◆ Your objective: Return, word for word, every line that follows.

● ● ● ●

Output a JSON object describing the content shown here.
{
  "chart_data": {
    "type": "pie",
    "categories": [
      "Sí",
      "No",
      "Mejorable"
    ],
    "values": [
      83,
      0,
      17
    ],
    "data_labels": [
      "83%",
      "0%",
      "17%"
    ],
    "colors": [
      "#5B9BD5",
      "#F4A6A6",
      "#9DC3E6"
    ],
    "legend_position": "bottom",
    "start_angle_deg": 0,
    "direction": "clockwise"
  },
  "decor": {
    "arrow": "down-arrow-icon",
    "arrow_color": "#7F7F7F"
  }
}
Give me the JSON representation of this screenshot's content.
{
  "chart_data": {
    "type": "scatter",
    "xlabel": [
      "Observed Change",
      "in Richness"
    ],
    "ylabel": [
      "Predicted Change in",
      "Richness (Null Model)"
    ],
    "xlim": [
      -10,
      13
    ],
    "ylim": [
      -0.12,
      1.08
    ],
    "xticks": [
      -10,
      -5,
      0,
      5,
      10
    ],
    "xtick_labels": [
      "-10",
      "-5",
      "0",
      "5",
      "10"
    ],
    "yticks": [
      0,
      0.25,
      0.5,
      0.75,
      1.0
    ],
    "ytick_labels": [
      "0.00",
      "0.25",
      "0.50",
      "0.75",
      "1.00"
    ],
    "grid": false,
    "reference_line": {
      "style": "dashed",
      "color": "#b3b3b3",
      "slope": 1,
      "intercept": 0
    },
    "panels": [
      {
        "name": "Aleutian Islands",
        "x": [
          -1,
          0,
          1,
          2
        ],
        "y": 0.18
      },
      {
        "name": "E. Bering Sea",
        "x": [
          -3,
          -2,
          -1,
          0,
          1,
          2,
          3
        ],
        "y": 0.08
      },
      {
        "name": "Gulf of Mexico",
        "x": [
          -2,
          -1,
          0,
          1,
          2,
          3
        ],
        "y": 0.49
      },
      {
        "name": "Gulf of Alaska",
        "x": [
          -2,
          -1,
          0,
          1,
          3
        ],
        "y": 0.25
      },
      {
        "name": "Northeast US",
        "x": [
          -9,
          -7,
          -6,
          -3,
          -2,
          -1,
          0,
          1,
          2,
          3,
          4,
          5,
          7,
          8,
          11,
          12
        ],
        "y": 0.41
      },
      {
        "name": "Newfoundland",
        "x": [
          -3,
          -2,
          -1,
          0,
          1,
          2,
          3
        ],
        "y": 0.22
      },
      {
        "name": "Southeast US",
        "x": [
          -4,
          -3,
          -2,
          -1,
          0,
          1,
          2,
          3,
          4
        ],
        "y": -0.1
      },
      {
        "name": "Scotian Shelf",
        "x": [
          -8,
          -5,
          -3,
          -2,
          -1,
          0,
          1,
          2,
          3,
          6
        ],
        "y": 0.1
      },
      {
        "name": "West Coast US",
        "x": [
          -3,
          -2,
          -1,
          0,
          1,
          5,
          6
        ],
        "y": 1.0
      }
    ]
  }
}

● ● ● ●

◆ Exercise response:
Output a JSON object describing the content shown here.
{
  "chart_data": {
    "type": "pie",
    "categories": [
      "Sí",
      "No",
      "Mejorable"
    ],
    "values": [
      83,
      0,
      17
    ],
    "data_labels": [
      "83%",
      "0%",
      "17%"
    ],
    "colors": [
      "#5B9BD5",
      "#F4A6A6",
      "#9DC3E6"
    ],
    "legend_position": "bottom",
    "start_angle_deg": 0,
    "direction": "clockwise"
  },
  "decor": {
    "arrow": "down-arrow-icon",
    "arrow_color": "#7F7F7F"
  }
}
Give me the JSON representation of this screenshot's content.
{
  "chart_data": {
    "type": "scatter",
    "xlabel": [
      "Observed Change",
      "in Richness"
    ],
    "ylabel": [
      "Predicted Change in",
      "Richness (Null Model)"
    ],
    "xlim": [
      -10,
      13
    ],
    "ylim": [
      -0.12,
      1.08
    ],
    "xticks": [
      -10,
      -5,
      0,
      5,
      10
    ],
    "xtick_labels": [
      "-10",
      "-5",
      "0",
      "5",
      "10"
    ],
    "yticks": [
      0,
      0.25,
      0.5,
      0.75,
      1.0
    ],
    "ytick_labels": [
      "0.00",
      "0.25",
      "0.50",
      "0.75",
      "1.00"
    ],
    "grid": false,
    "reference_line": {
      "style": "dashed",
      "color": "#b3b3b3",
      "slope": 1,
      "intercept": 0
    },
    "panels": [
      {
        "name": "Aleutian Islands",
        "x": [
          -1,
          0,
          1,
          2
        ],
        "y": 0.18
      },
      {
        "name": "E. Bering Sea",
        "x": [
          -3,
          -2,
          -1,
          0,
          1,
          2,
          3
        ],
        "y": 0.08
      },
      {
        "name": "Gulf of Mexico",
        "x": [
          -2,
          -1,
          0,
          1,
          2,
          3
        ],
        "y": 0.49
      },
      {
        "name": "Gulf of Alaska",
        "x": [
          -2,
          -1,
          0,
          1,
          3
        ],
        "y": 0.25
      },
      {
        "name": "Northeast US",
        "x": [
          -9,
          -7,
          -6,
          -3,
          -2,
          -1,
          0,
          1,
          2,
          3,
          4,
          5,
          7,
          8,
          11,
          12
        ],
        "y": 0.41
      },
      {
        "name": "Newfoundland",
        "x": [
          -3,
          -2,
          -1,
          0,
          1,
          2,
          3
        ],
        "y": 0.22
      },
      {
        "name": "Southeast US",
        "x": [
          -4,
          -3,
          -2,
          -1,
          0,
          1,
          2,
          3,
          4
        ],
        "y": -0.1
      },
      {
        "name": "Scotian Shelf",
        "x": [
          -8,
          -5,
          -3,
          -2,
          -1,
          0,
          1,
          2,
          3,
          6
        ],
        "y": 0.1
      },
      {
        "name": "West Coast US",
        "x": [
          -3,
          -2,
          -1,
          0,
          1,
          5,
          6
        ],
        "y": 1.0
      }
    ]
  }
}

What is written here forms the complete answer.